** BEGIN DATA TO USE **
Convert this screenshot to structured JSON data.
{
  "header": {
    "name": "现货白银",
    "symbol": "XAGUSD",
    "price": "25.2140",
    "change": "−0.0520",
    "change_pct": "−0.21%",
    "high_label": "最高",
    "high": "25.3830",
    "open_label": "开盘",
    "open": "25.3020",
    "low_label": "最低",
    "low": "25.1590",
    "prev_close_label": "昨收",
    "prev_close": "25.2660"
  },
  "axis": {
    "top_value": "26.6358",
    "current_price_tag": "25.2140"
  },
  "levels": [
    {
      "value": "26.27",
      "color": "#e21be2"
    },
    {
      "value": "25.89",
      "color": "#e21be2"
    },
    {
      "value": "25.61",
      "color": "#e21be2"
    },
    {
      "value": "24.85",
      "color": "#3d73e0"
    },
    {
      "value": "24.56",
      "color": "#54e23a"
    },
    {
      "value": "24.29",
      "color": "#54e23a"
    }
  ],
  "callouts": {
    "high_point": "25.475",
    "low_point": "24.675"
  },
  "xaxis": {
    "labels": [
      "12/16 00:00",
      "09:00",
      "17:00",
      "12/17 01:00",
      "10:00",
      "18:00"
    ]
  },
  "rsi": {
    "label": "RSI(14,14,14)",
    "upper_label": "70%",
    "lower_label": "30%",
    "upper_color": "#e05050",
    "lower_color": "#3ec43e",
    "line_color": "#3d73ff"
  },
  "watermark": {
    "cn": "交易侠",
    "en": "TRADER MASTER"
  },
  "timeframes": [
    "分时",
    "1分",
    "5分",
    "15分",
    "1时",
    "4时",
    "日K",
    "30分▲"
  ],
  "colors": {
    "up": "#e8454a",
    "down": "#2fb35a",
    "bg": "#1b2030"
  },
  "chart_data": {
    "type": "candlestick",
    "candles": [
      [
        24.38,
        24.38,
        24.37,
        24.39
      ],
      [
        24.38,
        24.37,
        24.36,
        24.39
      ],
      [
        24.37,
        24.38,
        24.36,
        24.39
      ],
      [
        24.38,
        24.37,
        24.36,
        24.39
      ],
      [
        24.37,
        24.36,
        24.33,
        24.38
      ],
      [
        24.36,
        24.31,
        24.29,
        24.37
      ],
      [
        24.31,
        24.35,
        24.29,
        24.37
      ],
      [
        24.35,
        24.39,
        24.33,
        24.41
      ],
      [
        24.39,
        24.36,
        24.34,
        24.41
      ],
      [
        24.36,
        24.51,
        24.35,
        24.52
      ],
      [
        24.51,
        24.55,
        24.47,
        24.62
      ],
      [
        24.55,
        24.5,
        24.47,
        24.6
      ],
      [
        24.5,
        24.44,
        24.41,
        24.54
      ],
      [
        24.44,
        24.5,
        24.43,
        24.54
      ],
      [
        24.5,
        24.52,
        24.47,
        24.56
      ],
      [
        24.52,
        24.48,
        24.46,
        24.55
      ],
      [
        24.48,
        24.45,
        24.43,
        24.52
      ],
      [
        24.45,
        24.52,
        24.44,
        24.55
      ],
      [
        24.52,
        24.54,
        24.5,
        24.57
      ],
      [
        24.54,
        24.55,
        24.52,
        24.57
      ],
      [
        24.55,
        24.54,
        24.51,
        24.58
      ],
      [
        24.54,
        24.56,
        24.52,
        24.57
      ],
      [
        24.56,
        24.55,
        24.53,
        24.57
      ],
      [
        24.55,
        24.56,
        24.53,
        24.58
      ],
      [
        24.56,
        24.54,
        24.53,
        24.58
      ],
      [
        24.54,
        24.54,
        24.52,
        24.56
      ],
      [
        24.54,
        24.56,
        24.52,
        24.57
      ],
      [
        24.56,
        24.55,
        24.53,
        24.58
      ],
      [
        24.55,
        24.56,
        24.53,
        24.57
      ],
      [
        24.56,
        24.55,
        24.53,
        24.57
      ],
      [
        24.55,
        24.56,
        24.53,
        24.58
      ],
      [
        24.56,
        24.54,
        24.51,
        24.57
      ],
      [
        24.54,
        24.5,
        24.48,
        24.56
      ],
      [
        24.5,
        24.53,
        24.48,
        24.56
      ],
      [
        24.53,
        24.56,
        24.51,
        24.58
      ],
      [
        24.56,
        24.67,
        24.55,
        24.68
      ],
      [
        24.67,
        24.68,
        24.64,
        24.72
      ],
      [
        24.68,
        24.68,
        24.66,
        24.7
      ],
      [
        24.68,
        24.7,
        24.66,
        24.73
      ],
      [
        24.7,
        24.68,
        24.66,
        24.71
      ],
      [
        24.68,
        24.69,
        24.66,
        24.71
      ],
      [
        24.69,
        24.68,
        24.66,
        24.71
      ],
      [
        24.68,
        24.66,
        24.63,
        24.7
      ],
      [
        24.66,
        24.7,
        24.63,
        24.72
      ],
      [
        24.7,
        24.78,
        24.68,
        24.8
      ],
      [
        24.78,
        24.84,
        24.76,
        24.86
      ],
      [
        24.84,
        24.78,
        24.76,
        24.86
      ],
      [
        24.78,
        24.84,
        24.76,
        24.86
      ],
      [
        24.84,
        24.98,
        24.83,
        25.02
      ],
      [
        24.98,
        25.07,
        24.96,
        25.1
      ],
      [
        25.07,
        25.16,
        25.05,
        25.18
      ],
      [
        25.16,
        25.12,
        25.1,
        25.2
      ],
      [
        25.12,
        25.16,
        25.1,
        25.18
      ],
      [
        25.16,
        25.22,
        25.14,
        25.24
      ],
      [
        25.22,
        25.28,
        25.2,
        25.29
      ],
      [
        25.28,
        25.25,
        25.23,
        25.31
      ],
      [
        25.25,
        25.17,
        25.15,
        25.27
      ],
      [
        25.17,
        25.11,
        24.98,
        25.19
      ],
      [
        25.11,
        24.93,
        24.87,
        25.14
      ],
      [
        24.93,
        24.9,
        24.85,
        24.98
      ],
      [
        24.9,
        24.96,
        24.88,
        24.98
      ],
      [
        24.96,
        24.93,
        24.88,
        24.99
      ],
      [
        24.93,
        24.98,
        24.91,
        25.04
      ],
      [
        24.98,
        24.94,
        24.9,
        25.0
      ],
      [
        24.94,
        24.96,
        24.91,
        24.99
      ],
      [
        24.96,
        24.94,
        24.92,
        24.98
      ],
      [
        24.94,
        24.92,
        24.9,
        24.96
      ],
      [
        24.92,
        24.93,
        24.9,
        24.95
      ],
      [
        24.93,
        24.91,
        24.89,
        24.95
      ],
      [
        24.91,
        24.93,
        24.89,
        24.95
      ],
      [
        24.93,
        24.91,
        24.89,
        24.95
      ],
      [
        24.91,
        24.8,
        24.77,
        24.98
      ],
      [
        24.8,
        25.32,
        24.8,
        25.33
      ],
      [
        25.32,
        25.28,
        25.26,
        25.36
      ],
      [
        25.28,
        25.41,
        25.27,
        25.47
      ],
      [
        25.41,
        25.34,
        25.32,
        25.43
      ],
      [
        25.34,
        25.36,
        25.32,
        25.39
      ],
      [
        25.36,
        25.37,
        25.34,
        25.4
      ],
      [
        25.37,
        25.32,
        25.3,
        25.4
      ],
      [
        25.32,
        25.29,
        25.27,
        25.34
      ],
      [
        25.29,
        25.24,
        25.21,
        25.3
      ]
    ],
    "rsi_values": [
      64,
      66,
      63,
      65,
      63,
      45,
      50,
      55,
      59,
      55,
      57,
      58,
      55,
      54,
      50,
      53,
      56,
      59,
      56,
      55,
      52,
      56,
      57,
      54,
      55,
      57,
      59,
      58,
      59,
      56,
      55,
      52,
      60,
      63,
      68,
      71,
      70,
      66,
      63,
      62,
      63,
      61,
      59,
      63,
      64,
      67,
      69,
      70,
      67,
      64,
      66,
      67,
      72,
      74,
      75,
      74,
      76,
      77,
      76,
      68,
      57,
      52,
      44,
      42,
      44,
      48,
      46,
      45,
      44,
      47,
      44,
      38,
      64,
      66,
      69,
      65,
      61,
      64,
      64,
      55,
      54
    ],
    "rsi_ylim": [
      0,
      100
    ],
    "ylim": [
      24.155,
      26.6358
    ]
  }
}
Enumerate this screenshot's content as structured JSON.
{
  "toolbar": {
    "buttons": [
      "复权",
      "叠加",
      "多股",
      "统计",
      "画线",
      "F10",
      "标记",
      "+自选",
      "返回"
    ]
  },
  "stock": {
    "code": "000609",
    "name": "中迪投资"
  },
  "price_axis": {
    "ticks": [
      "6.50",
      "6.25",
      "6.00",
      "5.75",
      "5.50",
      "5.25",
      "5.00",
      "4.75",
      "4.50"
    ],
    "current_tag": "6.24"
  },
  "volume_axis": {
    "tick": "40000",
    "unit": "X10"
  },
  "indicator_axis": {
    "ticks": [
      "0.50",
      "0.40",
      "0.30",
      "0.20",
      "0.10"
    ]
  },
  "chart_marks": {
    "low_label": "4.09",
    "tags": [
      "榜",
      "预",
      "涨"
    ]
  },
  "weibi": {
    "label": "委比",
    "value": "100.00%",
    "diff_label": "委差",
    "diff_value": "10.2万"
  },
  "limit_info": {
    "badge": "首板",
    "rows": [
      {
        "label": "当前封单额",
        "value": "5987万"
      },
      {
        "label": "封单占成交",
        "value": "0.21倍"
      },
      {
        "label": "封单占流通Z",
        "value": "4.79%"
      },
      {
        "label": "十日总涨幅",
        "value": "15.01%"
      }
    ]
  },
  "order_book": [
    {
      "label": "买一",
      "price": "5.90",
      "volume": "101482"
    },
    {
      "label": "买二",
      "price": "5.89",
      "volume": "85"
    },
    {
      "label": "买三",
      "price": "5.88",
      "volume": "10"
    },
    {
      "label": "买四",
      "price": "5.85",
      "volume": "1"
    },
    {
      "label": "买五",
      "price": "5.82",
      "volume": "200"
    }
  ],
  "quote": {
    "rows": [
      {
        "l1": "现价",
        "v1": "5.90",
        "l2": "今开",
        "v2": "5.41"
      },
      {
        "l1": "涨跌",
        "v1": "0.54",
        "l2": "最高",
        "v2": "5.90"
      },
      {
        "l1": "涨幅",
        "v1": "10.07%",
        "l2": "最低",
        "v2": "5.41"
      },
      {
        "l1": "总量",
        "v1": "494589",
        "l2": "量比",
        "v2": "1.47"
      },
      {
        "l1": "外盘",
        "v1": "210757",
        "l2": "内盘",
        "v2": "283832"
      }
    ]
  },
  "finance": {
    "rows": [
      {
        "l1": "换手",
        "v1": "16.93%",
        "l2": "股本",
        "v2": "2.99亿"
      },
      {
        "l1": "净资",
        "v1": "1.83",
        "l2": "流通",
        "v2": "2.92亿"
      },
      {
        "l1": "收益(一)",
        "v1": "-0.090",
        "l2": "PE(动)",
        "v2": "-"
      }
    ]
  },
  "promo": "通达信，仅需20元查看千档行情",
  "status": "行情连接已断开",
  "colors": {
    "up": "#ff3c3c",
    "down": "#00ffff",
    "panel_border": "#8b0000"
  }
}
** END DATA TO USE **
Pull out every line of the records that includes the string "this".

Convert this screenshot to structured JSON data.
Enumerate this screenshot's content as structured JSON.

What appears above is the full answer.